■ YOUR INSTRUCTIONS:
Exactly reproduce the lines that follow.
* * * *
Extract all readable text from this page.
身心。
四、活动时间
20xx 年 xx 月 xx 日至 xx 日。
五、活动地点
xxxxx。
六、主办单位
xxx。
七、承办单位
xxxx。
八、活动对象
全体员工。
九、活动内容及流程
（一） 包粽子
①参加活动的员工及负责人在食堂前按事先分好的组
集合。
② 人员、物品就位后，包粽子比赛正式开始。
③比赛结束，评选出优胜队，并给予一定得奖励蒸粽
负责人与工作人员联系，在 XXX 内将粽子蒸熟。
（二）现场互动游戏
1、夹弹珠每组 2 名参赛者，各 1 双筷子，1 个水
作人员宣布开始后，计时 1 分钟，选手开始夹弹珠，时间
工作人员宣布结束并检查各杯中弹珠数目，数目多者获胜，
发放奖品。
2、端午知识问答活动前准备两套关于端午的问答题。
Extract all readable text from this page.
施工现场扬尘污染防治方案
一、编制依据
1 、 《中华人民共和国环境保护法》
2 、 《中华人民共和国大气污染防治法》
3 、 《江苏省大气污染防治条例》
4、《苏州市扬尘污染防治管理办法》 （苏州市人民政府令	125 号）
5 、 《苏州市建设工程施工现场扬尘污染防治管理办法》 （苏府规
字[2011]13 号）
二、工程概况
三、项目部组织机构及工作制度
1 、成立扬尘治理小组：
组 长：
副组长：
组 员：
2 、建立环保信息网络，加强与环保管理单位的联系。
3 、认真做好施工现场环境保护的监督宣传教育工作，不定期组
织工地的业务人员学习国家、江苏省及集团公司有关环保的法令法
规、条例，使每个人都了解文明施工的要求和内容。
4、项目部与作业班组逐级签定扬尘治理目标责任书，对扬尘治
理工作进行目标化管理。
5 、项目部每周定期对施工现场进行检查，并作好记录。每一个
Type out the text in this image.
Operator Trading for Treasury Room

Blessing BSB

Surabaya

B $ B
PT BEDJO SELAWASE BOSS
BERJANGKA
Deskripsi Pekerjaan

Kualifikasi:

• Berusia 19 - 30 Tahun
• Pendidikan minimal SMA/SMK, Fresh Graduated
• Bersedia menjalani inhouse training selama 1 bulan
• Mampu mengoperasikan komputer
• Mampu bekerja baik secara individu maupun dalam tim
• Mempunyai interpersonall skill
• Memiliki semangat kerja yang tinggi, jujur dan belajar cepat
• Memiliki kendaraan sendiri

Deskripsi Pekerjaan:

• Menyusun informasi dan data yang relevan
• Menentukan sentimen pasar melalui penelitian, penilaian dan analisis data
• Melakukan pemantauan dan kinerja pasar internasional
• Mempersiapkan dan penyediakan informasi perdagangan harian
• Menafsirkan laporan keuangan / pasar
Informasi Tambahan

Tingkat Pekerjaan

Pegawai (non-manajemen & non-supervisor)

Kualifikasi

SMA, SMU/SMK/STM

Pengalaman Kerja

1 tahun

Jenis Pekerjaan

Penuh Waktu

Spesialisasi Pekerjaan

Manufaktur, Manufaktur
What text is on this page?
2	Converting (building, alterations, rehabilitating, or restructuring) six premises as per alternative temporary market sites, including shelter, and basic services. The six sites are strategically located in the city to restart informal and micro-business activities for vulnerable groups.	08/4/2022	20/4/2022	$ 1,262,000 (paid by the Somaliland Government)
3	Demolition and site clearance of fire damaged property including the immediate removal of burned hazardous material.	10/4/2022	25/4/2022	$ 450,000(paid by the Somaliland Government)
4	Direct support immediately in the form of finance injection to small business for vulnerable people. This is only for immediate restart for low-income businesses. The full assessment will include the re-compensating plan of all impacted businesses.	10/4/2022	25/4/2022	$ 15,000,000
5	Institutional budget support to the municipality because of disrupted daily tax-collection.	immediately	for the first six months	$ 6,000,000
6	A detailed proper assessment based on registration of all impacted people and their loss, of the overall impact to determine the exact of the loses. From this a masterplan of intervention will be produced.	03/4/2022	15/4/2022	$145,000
* * * *
■ THE REPLY:
Extract all readable text from this page.
身心。
四、活动时间
20xx 年 xx 月 xx 日至 xx 日。
五、活动地点
xxxxx。
六、主办单位
xxx。
七、承办单位
xxxx。
八、活动对象
全体员工。
九、活动内容及流程
（一） 包粽子
①参加活动的员工及负责人在食堂前按事先分好的组
集合。
② 人员、物品就位后，包粽子比赛正式开始。
③比赛结束，评选出优胜队，并给予一定得奖励蒸粽
负责人与工作人员联系，在 XXX 内将粽子蒸熟。
（二）现场互动游戏
1、夹弹珠每组 2 名参赛者，各 1 双筷子，1 个水
作人员宣布开始后，计时 1 分钟，选手开始夹弹珠，时间
工作人员宣布结束并检查各杯中弹珠数目，数目多者获胜，
发放奖品。
2、端午知识问答活动前准备两套关于端午的问答题。
Extract all readable text from this page.
施工现场扬尘污染防治方案
一、编制依据
1 、 《中华人民共和国环境保护法》
2 、 《中华人民共和国大气污染防治法》
3 、 《江苏省大气污染防治条例》
4、《苏州市扬尘污染防治管理办法》 （苏州市人民政府令	125 号）
5 、 《苏州市建设工程施工现场扬尘污染防治管理办法》 （苏府规
字[2011]13 号）
二、工程概况
三、项目部组织机构及工作制度
1 、成立扬尘治理小组：
组 长：
副组长：
组 员：
2 、建立环保信息网络，加强与环保管理单位的联系。
3 、认真做好施工现场环境保护的监督宣传教育工作，不定期组
织工地的业务人员学习国家、江苏省及集团公司有关环保的法令法
规、条例，使每个人都了解文明施工的要求和内容。
4、项目部与作业班组逐级签定扬尘治理目标责任书，对扬尘治
理工作进行目标化管理。
5 、项目部每周定期对施工现场进行检查，并作好记录。每一个
Type out the text in this image.
Operator Trading for Treasury Room

Blessing BSB

Surabaya

B $ B
PT BEDJO SELAWASE BOSS
BERJANGKA
Deskripsi Pekerjaan

Kualifikasi:

• Berusia 19 - 30 Tahun
• Pendidikan minimal SMA/SMK, Fresh Graduated
• Bersedia menjalani inhouse training selama 1 bulan
• Mampu mengoperasikan komputer
• Mampu bekerja baik secara individu maupun dalam tim
• Mempunyai interpersonall skill
• Memiliki semangat kerja yang tinggi, jujur dan belajar cepat
• Memiliki kendaraan sendiri

Deskripsi Pekerjaan:

• Menyusun informasi dan data yang relevan
• Menentukan sentimen pasar melalui penelitian, penilaian dan analisis data
• Melakukan pemantauan dan kinerja pasar internasional
• Mempersiapkan dan penyediakan informasi perdagangan harian
• Menafsirkan laporan keuangan / pasar
Informasi Tambahan

Tingkat Pekerjaan

Pegawai (non-manajemen & non-supervisor)

Kualifikasi

SMA, SMU/SMK/STM

Pengalaman Kerja

1 tahun

Jenis Pekerjaan

Penuh Waktu

Spesialisasi Pekerjaan

Manufaktur, Manufaktur
What text is on this page?
2	Converting (building, alterations, rehabilitating, or restructuring) six premises as per alternative temporary market sites, including shelter, and basic services. The six sites are strategically located in the city to restart informal and micro-business activities for vulnerable groups.	08/4/2022	20/4/2022	$ 1,262,000 (paid by the Somaliland Government)
3	Demolition and site clearance of fire damaged property including the immediate removal of burned hazardous material.	10/4/2022	25/4/2022	$ 450,000(paid by the Somaliland Government)
4	Direct support immediately in the form of finance injection to small business for vulnerable people. This is only for immediate restart for low-income businesses. The full assessment will include the re-compensating plan of all impacted businesses.	10/4/2022	25/4/2022	$ 15,000,000
5	Institutional budget support to the municipality because of disrupted daily tax-collection.	immediately	for the first six months	$ 6,000,000
6	A detailed proper assessment based on registration of all impacted people and their loss, of the overall impact to determine the exact of the loses. From this a masterplan of intervention will be produced.	03/4/2022	15/4/2022	$145,000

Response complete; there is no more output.